* _SOURCE_
↓
Plasma is inherently electrical as are most manifestations of the aether as a source of electrons.
 
Originally Posted by brantc View Post
There will not be a blackbody from a plasma unless it has a density approaching solid matter.
No. That's somewhat similar to saying the following:
We have a quantity of a radioactive substance with a specific half life: if I wait a certain amount of time, x, the fraction of it left depends only on the value of the half-life and is independent of value of x.
This is clearly wrong.

I have yet to figure out why this is true but I can find no evidence to the contrary except what is quoted about the sun.

I find it odd that distance is different than density but that is the case.
I believe that the distance between the particles changes the distribution of energies differently than density does. Dont know why.

It may be related to the redshift of the universe.
 
If it really did matter then all of the galaxies etc would be black bodies, but that is not the case.

This does not follow. The amount of absorption of a beam through a substance depends on the amount of "stuff" in the way and its density (well its ability to absorb per unit path length which depends on density). See the above analogy I gave and indicate which bit is so difficult to understand? Do you think that the more absorbing material there is:
The less absorption there should be
The more absorption there should be
It makes no difference?
 
Where does this definition come from? I thought the opacity minimum was a particular wavelength, the one where the solar atmosphere is most transparent.

From the paper:

Different wavelengths penetrate differently. So if you're interested in how far you can image, you'd need to know what portion of the spectrum is involved.

HINODE sees in white light. It sees white light flares correlated with sunspots from the z direction.
↑
[Data drawn from a collection]
↓
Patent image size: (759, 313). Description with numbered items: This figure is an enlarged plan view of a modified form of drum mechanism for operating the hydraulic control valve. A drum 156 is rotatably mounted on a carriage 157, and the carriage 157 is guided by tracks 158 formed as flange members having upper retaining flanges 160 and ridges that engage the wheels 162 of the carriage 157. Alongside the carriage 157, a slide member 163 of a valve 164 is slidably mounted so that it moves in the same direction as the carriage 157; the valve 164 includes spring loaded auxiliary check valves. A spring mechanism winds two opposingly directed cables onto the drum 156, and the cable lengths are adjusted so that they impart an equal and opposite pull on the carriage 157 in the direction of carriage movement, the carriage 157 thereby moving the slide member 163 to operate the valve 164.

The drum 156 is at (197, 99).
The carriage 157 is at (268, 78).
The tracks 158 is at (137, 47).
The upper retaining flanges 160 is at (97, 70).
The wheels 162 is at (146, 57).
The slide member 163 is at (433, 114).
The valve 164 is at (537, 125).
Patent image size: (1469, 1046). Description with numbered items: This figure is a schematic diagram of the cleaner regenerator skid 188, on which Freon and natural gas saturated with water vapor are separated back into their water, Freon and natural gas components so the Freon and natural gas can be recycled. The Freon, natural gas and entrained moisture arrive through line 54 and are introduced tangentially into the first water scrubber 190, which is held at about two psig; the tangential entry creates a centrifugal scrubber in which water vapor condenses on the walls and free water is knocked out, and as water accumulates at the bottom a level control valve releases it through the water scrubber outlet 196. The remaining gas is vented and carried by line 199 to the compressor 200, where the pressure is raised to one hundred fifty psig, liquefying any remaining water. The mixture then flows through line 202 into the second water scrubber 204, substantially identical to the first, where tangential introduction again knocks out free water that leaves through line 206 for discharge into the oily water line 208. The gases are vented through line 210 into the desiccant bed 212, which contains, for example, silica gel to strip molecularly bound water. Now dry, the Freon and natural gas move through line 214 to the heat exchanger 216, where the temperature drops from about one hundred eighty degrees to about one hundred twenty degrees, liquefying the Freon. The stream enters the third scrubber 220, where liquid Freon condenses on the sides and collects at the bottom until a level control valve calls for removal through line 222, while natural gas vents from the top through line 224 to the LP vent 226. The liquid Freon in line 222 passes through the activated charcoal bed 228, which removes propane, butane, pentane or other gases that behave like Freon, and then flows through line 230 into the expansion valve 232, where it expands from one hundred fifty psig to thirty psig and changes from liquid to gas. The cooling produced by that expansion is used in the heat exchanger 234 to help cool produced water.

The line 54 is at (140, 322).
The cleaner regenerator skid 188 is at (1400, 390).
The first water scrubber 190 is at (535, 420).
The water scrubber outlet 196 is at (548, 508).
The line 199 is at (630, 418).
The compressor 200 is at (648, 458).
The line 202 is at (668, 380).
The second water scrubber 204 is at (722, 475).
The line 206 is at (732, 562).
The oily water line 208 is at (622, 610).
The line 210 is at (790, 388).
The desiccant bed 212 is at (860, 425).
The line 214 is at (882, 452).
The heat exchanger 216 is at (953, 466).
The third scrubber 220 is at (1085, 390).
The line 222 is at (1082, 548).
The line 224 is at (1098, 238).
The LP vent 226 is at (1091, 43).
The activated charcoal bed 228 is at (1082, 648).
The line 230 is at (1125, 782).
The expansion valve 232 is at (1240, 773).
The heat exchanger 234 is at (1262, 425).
↑
* _PROBLEMS_
**A.** In the plasma discussion, rewrite the paragraph that begins "This does not follow." more briefly, keeping its main facts.
**B.** Using the plasma discussion, decide whether each statement agrees with it. Answer yes or no for each, quoting the words that decide it.
(i) Galaxies are described as black bodies.
(ii) Different wavelengths penetrate differently.
(iii) HINODE sees white light flares correlated with sunspots.
**C.** In the plasma discussion, what kind of light does HINODE see in?

* _SOLUTIONS PER TASK_
**A.** The claim does not follow. How much a beam is absorbed when passing through a substance depends on how much material is in its path and on that material's density, since its ability to absorb per unit path length depends on density. The writer points back to the earlier analogy, asks which part is hard to understand, and asks whether more absorbing material should give less absorption, more absorption, or no difference.

**B.**
(i) No: "all of the galaxies etc would be black bodies, but that is not the case."
(ii) Yes: "Different wavelengths penetrate differently."
(iii) Yes: "It sees white light flares correlated with sunspots from the z direction."

**C.** White light.